**Exercise details**: Show each line of the data below that has the string "name" in it.

Dataset entries on figures:
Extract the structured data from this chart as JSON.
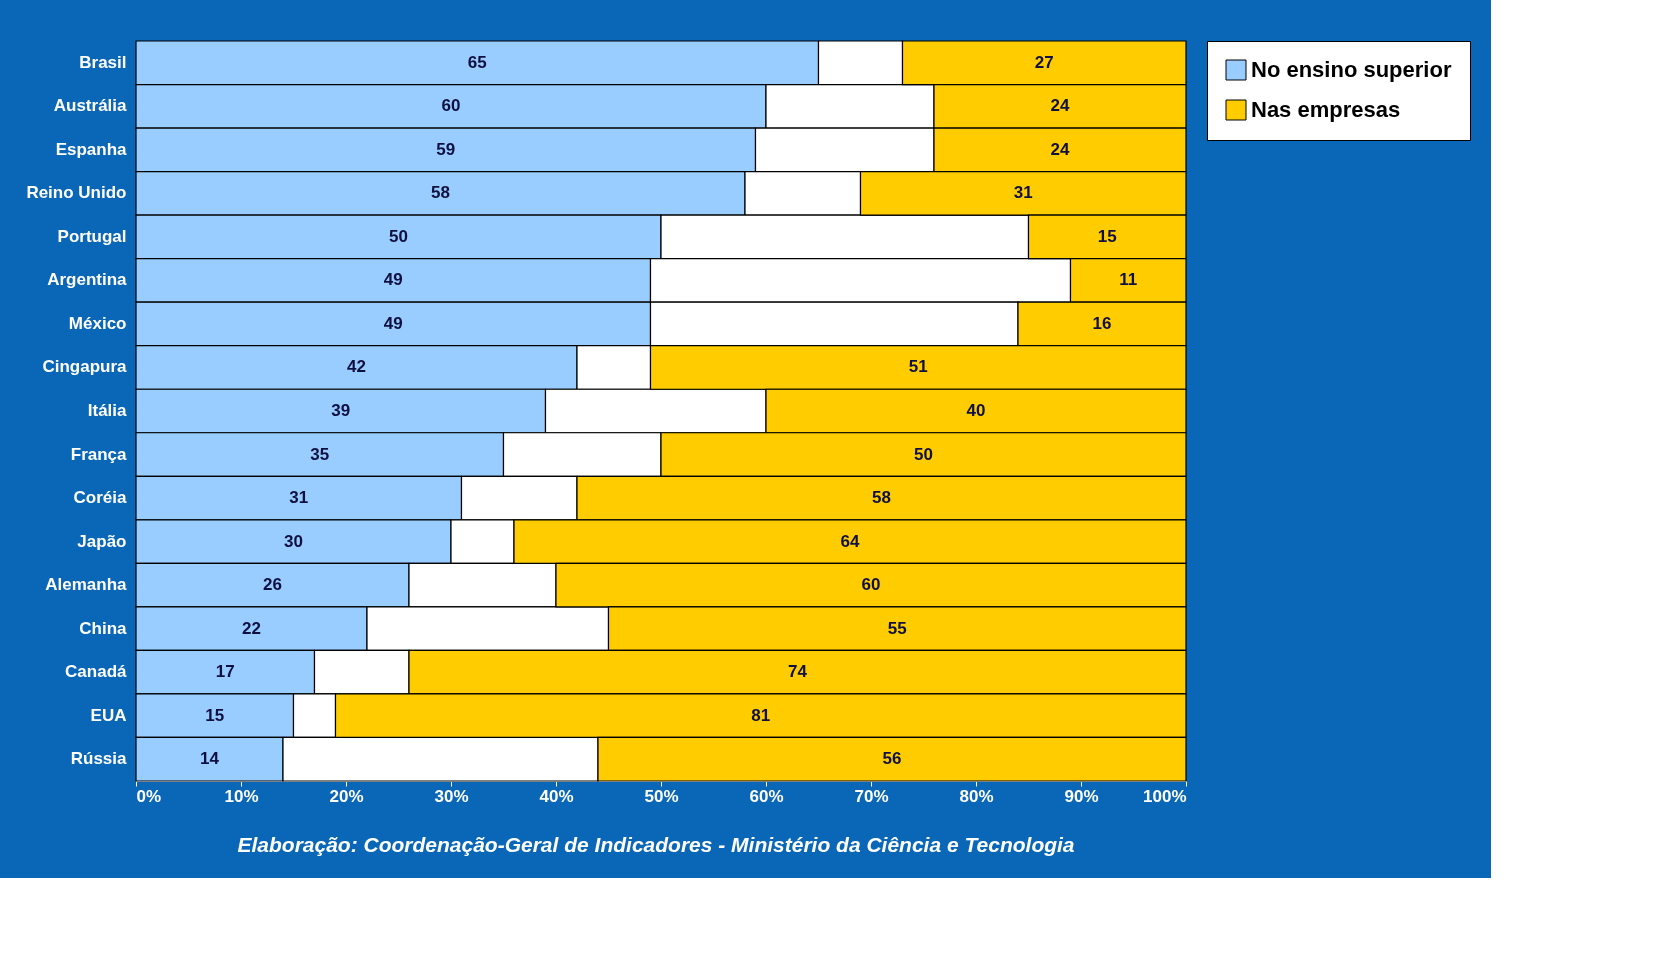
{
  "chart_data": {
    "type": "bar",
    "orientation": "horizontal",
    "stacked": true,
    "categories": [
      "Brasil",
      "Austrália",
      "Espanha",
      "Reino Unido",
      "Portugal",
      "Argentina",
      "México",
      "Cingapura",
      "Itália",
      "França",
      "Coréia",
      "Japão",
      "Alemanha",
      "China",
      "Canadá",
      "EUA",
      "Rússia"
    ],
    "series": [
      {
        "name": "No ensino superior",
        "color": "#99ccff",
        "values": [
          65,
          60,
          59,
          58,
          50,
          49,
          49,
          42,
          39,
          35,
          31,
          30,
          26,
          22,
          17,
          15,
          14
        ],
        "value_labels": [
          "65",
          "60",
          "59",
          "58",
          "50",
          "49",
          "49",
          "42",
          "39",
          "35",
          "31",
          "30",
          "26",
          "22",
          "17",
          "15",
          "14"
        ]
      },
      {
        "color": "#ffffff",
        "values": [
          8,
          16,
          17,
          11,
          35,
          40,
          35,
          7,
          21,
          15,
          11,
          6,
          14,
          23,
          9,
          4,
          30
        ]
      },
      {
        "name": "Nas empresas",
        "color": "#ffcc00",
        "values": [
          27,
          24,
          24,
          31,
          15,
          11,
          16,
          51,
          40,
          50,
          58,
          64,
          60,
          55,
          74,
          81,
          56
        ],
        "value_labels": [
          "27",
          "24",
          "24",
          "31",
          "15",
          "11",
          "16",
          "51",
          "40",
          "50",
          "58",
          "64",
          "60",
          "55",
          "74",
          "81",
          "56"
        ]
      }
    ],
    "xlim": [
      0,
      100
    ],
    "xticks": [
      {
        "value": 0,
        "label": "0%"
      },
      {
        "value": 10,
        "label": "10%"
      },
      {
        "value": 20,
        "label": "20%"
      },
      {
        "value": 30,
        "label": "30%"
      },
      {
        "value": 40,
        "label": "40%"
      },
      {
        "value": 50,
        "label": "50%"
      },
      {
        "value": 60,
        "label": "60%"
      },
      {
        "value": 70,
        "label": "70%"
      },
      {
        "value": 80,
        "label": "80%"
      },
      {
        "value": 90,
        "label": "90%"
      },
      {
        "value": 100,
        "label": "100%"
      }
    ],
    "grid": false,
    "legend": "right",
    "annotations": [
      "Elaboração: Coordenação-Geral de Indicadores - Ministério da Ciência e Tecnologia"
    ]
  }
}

**Exercise answer**:
        "name": "No ensino superior",
        "name": "Nas empresas",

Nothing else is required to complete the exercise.